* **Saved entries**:

----------------

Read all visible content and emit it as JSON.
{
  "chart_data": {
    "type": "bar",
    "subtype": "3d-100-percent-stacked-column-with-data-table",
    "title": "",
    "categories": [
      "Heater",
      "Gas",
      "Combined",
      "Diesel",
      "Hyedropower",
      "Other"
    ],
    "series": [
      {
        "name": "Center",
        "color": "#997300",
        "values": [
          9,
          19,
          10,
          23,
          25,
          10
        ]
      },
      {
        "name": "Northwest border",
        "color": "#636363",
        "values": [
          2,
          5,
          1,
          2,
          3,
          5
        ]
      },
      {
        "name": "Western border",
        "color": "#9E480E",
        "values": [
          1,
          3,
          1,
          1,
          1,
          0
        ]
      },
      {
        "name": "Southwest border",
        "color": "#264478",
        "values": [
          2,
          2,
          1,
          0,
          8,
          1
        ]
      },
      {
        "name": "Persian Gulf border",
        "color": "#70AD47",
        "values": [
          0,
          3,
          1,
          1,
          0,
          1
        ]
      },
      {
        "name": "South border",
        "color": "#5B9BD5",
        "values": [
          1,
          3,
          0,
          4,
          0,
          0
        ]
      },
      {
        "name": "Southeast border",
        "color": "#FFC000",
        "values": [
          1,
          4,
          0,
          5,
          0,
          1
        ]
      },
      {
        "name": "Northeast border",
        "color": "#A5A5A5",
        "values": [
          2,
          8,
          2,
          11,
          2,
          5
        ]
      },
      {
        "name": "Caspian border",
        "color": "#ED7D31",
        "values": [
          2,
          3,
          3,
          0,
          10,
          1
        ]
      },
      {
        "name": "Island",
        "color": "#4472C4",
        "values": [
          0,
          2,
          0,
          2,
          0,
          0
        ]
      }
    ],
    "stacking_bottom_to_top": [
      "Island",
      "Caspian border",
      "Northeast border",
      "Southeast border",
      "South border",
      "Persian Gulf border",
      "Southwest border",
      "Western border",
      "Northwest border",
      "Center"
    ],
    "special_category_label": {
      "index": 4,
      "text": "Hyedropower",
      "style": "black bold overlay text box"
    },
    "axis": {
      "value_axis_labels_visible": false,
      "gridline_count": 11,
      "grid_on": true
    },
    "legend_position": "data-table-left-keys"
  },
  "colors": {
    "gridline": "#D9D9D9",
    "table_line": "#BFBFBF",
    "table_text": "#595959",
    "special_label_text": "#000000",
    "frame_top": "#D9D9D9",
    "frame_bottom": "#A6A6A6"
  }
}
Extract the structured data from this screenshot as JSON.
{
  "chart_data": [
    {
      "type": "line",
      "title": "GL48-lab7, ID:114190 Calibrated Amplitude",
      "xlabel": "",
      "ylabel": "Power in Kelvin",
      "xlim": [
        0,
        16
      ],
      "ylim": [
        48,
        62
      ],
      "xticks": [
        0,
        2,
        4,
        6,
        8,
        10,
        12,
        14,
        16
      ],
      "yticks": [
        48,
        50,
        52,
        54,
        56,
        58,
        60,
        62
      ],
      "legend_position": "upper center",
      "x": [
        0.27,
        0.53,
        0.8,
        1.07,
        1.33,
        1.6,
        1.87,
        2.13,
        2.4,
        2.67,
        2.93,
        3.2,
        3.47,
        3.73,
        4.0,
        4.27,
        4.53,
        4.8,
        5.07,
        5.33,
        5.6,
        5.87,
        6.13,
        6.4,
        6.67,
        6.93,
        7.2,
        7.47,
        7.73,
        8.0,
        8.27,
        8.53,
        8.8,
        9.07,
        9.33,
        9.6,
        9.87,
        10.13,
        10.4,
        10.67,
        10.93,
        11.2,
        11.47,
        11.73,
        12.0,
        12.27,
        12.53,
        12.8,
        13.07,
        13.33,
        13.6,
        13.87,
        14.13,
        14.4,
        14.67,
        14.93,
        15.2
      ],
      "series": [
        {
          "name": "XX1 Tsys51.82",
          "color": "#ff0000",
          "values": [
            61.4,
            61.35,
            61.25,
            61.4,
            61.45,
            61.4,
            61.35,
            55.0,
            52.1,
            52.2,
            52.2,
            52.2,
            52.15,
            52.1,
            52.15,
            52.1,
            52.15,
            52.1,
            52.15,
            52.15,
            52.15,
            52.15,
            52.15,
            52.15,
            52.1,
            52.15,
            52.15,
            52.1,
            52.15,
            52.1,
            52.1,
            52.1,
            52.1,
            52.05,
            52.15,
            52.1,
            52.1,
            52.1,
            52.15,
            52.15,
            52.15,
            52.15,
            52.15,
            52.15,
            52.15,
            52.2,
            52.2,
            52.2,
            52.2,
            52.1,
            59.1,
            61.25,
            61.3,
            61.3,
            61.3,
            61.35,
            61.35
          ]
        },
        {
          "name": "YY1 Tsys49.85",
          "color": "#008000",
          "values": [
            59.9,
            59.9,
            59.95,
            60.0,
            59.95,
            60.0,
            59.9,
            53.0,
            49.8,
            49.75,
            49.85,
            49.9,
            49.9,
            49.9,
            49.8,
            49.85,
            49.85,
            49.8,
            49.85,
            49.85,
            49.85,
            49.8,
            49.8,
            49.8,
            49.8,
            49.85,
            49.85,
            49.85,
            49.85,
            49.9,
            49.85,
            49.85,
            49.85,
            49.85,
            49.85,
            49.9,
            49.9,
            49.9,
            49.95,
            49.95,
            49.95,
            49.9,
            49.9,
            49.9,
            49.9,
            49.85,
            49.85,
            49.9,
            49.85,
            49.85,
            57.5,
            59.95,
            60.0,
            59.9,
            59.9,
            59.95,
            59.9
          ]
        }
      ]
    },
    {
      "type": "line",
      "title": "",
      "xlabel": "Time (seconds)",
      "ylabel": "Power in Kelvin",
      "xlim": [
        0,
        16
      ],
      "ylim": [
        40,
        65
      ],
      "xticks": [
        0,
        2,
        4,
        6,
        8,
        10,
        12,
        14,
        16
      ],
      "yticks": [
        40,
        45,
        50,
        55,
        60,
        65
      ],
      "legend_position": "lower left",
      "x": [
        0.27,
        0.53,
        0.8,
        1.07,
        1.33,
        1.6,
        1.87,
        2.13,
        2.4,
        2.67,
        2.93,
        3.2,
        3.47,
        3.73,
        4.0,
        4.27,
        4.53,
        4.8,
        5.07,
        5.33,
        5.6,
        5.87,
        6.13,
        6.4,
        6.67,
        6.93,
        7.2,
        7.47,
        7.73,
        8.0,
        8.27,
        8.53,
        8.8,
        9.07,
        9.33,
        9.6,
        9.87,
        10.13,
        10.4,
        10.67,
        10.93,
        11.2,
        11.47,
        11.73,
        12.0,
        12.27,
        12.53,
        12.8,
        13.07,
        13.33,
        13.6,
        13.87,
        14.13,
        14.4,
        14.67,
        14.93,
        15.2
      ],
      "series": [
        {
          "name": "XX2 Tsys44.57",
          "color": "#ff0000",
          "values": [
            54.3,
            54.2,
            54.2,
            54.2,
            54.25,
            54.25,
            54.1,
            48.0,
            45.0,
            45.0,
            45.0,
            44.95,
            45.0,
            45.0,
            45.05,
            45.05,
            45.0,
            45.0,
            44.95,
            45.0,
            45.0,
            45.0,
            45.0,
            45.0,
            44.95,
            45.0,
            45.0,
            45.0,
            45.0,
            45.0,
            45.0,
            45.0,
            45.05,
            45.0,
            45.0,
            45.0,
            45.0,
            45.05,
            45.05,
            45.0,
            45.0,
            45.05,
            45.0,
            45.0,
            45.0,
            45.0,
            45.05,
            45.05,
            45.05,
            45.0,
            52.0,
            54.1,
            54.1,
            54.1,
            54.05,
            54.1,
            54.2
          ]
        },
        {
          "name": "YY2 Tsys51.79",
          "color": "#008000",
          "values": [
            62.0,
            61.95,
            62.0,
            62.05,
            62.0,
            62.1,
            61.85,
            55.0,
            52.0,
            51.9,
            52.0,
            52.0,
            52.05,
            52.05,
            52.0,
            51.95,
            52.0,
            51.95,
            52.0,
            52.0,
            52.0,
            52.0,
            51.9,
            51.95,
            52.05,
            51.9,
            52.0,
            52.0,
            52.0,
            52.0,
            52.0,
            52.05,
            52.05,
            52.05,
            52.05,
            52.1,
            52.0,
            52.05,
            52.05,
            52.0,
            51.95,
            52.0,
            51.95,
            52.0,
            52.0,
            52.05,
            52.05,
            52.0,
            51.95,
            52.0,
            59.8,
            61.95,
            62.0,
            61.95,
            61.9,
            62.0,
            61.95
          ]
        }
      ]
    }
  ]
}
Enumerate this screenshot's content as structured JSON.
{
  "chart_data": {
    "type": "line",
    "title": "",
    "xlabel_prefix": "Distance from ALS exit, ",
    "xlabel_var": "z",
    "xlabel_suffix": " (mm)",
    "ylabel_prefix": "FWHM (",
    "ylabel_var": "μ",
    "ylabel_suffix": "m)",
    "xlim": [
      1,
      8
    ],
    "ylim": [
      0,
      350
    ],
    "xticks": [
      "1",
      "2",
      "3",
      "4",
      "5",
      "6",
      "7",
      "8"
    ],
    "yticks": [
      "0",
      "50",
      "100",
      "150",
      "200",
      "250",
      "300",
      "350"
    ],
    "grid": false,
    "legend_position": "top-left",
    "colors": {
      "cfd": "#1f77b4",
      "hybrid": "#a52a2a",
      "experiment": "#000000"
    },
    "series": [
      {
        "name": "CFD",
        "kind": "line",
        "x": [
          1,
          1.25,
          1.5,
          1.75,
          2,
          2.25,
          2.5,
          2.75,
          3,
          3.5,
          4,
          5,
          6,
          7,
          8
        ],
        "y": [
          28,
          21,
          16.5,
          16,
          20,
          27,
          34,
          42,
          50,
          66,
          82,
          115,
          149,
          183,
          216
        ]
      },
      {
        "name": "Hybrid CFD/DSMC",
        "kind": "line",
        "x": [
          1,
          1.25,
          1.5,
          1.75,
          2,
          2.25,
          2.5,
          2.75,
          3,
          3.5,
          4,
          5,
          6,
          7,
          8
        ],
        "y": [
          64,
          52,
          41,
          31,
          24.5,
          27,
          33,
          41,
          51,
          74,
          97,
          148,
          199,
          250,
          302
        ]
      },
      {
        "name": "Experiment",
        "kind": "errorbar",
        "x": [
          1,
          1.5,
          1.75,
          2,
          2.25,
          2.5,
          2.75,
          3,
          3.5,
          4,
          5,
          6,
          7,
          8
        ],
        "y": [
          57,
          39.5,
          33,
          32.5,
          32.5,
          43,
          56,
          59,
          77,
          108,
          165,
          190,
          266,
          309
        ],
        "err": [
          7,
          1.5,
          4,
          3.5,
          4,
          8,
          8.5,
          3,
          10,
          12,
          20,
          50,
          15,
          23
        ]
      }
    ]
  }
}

----------------

* **Task requirements**: For the entries above, count the lines that contain the string "title", and state that number without further comment.

* **Correct output**: 4